:: WHAT THE EXERCISE ASKS ::
Pull out every line of the listing below where "design" appears.

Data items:
* * *
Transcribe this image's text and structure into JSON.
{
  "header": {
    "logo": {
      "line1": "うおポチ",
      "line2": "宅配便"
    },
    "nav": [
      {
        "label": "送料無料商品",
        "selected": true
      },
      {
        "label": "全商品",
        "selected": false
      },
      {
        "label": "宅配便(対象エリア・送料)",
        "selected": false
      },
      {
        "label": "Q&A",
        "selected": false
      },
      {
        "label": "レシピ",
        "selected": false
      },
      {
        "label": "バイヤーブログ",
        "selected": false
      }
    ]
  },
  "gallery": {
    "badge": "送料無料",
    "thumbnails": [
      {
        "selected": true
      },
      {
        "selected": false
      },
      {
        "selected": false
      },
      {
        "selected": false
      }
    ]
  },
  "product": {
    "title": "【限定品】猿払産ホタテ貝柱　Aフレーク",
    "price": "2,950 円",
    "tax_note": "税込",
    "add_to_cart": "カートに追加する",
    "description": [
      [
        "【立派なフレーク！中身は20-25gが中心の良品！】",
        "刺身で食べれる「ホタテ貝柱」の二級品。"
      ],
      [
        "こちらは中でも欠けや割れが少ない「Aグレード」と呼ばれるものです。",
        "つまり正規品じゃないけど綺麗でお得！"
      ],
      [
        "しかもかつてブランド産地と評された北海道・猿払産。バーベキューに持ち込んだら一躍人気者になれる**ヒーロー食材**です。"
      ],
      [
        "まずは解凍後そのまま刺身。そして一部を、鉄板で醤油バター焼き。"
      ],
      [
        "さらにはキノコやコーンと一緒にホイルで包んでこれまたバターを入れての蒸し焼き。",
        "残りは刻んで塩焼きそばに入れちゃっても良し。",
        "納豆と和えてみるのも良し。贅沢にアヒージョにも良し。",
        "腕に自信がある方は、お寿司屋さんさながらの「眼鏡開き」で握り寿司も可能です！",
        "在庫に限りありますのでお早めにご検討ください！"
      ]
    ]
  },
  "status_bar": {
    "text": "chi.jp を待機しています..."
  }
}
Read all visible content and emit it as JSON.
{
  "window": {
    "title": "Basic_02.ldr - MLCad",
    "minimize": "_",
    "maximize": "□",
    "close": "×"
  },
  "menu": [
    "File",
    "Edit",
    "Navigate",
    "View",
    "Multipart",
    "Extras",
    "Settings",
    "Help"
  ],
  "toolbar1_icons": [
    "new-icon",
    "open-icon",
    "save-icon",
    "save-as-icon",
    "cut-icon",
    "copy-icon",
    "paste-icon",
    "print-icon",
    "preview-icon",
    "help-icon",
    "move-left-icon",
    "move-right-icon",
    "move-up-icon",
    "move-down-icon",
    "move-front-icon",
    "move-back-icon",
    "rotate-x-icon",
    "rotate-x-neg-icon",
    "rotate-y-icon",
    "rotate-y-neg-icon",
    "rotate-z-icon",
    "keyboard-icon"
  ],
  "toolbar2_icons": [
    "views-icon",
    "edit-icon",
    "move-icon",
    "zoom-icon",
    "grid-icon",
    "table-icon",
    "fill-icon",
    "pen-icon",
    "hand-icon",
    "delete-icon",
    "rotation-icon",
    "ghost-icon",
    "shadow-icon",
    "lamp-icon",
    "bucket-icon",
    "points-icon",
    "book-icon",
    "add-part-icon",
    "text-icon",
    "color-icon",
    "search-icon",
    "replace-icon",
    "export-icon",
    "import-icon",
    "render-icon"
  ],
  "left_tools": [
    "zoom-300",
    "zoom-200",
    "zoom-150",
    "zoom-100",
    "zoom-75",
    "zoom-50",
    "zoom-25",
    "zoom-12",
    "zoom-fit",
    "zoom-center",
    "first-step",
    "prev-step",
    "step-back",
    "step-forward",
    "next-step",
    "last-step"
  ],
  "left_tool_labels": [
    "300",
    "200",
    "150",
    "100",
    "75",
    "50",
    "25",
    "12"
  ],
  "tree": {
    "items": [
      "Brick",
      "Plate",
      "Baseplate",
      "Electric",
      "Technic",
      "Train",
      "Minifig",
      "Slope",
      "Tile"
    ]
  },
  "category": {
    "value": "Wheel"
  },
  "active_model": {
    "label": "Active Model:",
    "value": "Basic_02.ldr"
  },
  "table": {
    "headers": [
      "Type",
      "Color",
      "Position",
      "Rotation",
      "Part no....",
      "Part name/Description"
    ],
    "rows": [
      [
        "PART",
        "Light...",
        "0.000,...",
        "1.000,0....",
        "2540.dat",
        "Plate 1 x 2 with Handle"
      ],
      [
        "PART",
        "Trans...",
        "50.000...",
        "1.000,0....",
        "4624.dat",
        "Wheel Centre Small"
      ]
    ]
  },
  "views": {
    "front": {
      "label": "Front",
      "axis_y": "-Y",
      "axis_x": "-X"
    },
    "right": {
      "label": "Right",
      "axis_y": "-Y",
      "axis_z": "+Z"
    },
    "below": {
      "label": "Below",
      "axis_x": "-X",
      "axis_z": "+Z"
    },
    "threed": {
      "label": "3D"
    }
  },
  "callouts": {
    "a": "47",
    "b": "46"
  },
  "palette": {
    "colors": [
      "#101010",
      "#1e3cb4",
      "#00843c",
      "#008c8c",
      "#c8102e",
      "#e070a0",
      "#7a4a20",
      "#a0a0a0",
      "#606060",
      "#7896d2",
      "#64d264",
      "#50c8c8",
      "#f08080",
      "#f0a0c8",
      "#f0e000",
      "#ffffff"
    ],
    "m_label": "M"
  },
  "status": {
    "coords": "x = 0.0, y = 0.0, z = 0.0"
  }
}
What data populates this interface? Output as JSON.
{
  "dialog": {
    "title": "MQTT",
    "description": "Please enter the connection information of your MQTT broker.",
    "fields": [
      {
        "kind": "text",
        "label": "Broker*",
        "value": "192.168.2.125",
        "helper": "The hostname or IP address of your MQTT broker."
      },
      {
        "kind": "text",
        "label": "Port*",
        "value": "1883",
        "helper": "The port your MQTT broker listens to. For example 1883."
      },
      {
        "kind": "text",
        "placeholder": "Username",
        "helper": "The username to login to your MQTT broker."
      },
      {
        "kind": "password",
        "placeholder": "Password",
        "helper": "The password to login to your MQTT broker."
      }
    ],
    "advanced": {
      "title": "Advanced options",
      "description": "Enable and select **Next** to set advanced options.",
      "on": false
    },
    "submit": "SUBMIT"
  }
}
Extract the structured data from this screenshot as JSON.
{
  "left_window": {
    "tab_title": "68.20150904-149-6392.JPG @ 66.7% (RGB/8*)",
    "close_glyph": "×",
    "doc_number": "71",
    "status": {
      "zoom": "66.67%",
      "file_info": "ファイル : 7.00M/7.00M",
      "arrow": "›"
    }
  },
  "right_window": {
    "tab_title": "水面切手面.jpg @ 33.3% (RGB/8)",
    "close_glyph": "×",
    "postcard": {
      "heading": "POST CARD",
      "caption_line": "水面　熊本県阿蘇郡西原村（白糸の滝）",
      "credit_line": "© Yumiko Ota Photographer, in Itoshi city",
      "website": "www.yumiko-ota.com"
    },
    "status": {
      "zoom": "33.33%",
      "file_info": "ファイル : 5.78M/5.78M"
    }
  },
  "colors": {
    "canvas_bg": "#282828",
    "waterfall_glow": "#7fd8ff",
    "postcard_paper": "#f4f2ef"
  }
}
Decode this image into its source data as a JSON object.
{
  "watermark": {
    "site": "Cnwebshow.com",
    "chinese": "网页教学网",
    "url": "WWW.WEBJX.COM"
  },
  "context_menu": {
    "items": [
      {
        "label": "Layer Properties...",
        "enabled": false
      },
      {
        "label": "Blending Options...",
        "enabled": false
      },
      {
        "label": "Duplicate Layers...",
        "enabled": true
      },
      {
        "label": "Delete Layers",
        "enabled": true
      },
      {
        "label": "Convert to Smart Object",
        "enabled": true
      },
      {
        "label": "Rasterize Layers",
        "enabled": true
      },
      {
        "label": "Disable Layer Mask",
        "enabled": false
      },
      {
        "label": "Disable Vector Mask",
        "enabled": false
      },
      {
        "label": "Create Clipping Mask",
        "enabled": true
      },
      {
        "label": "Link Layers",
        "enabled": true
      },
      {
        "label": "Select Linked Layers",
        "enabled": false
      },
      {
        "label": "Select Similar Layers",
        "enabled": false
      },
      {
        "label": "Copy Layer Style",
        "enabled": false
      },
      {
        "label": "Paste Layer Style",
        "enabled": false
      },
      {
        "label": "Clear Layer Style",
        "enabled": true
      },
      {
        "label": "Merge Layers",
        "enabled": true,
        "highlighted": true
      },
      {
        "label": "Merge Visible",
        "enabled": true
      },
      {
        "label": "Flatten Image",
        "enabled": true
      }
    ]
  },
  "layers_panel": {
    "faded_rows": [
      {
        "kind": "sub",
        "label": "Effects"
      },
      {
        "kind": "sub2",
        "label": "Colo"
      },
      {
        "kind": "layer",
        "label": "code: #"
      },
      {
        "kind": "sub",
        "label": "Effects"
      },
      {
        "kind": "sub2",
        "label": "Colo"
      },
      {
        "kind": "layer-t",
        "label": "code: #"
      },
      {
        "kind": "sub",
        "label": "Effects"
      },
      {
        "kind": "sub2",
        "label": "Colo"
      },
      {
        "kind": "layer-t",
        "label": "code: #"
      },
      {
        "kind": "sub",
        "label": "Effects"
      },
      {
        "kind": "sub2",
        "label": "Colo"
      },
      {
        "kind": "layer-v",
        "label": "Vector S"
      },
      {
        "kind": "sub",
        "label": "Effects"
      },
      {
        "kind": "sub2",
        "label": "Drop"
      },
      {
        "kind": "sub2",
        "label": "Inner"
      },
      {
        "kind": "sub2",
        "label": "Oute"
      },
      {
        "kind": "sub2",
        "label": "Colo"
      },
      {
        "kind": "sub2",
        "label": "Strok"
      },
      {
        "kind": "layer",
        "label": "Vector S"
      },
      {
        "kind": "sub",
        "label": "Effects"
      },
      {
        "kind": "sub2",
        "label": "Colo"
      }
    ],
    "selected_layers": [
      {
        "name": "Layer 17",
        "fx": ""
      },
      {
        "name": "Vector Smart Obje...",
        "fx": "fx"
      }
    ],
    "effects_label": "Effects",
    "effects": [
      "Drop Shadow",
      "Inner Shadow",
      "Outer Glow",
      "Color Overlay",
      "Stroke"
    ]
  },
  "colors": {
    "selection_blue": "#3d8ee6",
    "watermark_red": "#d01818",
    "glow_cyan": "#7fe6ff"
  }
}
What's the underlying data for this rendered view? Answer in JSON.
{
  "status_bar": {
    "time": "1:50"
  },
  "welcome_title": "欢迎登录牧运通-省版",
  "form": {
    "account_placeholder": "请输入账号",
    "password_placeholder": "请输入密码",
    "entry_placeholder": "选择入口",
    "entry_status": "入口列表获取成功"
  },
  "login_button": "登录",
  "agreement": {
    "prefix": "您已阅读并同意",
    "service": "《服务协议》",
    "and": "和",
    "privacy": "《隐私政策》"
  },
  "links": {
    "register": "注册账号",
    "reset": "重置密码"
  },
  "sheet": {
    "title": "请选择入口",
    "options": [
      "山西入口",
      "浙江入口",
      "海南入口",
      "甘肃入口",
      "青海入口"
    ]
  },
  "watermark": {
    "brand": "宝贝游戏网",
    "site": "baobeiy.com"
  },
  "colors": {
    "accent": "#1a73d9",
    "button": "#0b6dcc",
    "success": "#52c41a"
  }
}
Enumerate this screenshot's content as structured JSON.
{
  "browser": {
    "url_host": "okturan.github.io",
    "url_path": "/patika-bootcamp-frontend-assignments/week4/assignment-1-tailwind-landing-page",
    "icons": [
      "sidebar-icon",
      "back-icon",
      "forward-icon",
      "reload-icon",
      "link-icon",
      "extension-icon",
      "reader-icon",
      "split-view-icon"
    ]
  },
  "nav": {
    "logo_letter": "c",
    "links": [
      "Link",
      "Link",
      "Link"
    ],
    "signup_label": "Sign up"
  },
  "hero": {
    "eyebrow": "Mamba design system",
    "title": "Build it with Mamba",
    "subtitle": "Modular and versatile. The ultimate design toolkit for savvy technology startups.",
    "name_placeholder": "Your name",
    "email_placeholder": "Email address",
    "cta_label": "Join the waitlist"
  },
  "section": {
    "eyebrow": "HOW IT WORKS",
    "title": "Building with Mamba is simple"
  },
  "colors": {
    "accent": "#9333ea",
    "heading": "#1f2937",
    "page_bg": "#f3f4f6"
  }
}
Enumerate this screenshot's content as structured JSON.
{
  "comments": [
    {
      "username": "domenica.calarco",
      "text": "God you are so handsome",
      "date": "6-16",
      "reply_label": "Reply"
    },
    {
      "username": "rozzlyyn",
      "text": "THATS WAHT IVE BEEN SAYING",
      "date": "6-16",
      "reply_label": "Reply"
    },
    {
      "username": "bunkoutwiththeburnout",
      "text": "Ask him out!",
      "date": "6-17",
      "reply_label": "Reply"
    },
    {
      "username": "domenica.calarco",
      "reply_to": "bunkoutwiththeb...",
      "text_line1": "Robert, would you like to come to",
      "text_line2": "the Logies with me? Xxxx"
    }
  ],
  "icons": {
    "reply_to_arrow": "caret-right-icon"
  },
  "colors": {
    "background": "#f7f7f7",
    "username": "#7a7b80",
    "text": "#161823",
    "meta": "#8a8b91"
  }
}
* * *
:: THE OUTPUT ::
    "eyebrow": "Mamba design system",
    "subtitle": "Modular and versatile. The ultimate design toolkit for savvy technology startups.",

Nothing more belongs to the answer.